▶
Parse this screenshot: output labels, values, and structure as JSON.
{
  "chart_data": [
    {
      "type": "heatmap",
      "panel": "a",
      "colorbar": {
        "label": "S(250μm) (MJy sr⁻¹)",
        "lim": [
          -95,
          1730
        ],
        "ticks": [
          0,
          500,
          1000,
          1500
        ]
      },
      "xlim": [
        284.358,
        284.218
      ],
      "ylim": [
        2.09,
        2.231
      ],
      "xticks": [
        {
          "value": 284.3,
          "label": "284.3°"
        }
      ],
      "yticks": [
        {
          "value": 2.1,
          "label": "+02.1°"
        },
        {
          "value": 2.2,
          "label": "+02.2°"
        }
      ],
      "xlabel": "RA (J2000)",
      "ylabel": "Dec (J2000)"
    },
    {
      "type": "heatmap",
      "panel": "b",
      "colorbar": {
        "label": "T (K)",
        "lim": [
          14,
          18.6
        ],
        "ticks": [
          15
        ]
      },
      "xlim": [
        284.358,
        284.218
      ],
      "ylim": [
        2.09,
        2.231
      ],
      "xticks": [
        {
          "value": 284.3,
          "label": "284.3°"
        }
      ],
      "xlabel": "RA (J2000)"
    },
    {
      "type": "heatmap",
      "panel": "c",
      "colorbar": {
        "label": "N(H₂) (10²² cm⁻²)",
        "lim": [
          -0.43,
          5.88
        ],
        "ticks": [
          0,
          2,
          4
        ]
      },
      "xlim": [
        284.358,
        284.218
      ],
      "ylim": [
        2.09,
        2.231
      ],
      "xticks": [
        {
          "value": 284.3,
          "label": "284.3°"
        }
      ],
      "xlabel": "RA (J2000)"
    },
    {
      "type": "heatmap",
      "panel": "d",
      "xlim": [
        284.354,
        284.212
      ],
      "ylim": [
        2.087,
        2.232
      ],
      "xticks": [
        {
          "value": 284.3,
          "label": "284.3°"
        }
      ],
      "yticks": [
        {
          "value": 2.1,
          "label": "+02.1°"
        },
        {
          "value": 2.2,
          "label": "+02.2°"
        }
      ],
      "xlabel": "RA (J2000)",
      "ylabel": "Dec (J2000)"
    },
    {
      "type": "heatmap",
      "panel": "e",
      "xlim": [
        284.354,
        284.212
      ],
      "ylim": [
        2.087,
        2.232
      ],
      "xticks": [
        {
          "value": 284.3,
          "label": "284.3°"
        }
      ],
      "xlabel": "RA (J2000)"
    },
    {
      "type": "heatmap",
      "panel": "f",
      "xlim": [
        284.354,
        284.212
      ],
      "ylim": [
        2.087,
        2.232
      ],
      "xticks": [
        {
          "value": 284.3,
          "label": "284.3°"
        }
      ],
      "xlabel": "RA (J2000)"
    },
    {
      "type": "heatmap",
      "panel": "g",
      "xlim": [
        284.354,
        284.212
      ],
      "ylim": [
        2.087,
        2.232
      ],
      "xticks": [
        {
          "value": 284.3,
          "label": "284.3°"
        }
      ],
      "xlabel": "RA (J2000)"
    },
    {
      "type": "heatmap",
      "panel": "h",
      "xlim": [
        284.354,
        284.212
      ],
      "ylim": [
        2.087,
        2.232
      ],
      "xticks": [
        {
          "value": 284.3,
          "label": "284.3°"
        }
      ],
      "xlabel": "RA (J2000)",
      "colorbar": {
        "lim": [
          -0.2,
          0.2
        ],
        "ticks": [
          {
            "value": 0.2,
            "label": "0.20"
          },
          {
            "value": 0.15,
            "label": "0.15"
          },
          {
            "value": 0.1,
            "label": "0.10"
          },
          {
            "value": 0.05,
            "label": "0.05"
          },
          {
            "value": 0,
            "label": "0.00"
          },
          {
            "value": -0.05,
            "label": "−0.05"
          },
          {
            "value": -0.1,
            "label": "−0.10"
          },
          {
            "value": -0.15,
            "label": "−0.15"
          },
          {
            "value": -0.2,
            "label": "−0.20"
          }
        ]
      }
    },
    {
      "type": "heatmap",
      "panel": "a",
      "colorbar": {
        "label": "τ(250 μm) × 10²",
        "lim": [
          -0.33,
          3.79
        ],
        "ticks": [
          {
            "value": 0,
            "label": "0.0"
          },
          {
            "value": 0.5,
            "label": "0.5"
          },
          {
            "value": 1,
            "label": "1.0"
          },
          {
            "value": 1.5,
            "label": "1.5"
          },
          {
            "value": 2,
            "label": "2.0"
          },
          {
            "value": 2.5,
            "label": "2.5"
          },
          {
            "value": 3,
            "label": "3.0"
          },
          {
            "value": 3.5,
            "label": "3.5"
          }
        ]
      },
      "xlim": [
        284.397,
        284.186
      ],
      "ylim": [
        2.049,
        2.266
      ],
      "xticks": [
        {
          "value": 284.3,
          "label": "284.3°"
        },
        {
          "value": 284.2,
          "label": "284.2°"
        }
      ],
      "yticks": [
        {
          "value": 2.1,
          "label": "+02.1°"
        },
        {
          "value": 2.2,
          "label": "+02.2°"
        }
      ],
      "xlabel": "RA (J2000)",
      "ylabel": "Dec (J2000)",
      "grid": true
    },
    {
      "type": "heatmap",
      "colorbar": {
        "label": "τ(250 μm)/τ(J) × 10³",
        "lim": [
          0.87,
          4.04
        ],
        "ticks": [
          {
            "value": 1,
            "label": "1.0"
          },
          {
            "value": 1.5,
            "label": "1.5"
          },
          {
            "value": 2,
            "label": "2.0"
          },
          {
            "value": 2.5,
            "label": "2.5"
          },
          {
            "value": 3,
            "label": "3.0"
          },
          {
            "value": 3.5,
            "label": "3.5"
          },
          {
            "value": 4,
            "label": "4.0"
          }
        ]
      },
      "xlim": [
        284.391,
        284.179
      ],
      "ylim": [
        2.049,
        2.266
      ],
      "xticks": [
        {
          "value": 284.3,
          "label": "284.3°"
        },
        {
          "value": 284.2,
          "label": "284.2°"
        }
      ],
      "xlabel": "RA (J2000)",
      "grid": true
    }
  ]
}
◀
▶ **EXERCISE OBJECTIVE**
Show every line of the records above that contains the word "panel".

▶ **TASK OUTPUT**
      "panel": "a",
      "panel": "b",
      "panel": "c",
      "panel": "d",
      "panel": "e",
      "panel": "f",
      "panel": "g",
      "panel": "h",
      "panel": "a",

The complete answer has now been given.